- **EXERCISE**
Check every line for the word "Frischkost" and give the number of lines where it occurs, nothing else.

— begin THE INPUT —

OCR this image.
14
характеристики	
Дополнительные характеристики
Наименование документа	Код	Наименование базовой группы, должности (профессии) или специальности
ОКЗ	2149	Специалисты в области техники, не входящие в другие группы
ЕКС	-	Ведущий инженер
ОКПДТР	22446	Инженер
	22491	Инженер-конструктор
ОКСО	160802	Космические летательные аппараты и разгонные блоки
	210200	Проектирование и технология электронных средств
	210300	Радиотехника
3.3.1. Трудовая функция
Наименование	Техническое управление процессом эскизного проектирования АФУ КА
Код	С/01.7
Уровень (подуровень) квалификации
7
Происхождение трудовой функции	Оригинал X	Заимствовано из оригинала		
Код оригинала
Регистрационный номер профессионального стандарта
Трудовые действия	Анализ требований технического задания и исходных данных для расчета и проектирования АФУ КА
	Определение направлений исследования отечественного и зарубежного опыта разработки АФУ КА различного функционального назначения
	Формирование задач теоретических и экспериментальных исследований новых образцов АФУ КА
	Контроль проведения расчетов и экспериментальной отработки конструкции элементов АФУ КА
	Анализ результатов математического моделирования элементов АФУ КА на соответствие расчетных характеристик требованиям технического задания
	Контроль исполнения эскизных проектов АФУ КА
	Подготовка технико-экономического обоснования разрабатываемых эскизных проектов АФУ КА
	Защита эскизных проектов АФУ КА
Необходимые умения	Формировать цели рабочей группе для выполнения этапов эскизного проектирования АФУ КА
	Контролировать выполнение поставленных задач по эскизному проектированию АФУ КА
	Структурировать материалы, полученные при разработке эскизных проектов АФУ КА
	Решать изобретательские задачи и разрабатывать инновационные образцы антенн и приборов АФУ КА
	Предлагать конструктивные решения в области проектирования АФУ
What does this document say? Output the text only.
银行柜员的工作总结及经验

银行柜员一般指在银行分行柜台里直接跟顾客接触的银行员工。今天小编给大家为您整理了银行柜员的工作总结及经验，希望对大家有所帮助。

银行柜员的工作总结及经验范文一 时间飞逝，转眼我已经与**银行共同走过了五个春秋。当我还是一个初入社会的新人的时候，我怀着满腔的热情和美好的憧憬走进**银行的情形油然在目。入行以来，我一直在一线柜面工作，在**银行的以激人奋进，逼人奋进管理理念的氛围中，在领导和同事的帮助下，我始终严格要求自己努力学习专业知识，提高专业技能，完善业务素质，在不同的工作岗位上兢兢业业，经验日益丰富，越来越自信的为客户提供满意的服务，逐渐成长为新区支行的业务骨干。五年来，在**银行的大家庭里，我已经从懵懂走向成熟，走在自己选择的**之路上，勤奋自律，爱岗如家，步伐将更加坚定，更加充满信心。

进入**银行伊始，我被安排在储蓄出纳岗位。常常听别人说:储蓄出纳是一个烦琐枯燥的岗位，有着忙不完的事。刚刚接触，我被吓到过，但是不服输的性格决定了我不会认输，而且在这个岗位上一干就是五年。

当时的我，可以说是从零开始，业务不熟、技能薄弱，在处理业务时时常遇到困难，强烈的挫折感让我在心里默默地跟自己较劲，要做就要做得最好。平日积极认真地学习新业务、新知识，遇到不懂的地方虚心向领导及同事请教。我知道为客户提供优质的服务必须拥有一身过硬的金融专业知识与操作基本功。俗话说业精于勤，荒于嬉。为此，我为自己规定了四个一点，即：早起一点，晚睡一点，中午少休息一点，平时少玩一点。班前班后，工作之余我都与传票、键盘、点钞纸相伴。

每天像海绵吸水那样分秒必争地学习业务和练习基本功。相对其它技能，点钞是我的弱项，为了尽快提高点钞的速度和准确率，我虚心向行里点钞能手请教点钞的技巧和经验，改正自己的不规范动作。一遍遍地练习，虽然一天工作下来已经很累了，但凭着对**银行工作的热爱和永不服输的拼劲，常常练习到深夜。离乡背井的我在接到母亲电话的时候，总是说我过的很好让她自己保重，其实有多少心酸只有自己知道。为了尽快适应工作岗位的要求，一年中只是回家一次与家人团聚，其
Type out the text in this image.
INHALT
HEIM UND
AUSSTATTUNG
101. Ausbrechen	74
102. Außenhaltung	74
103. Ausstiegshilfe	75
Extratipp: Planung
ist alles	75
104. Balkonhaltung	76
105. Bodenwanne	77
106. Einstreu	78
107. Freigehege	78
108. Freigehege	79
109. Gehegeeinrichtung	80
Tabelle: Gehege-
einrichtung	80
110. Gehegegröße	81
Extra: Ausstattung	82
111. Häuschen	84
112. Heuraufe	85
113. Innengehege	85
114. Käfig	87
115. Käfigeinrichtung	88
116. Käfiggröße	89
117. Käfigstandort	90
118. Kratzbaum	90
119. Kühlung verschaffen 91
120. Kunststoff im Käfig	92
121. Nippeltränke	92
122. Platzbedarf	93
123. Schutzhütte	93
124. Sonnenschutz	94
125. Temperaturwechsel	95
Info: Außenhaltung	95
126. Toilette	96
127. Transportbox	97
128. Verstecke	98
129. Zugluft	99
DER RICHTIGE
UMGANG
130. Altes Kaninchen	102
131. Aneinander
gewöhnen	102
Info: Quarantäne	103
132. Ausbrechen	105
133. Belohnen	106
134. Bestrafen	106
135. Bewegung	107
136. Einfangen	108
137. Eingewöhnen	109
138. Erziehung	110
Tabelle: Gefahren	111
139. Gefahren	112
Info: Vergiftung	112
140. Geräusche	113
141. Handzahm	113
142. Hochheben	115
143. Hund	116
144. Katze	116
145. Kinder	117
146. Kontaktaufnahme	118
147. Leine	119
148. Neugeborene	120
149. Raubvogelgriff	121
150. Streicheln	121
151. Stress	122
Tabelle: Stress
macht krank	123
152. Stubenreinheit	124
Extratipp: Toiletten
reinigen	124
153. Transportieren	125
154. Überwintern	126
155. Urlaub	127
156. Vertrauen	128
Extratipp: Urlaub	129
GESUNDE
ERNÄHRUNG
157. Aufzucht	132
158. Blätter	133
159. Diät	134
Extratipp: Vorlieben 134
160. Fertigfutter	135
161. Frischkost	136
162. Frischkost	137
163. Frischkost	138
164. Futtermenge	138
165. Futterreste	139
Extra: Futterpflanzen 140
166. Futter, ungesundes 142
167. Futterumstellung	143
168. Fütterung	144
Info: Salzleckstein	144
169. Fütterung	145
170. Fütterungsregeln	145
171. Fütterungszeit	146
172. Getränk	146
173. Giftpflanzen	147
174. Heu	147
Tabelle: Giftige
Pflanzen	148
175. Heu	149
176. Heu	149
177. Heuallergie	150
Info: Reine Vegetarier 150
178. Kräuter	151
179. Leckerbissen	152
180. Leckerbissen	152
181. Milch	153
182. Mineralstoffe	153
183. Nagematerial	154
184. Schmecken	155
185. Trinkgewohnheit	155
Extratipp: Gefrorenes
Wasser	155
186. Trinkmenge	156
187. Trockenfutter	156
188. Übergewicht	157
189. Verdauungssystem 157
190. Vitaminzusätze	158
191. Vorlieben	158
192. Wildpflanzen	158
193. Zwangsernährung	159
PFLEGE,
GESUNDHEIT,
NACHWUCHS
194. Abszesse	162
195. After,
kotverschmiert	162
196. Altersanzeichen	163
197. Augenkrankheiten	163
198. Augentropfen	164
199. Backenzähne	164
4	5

— end THE INPUT —

- **RESPONSE FOR THIS EXERCISE**
3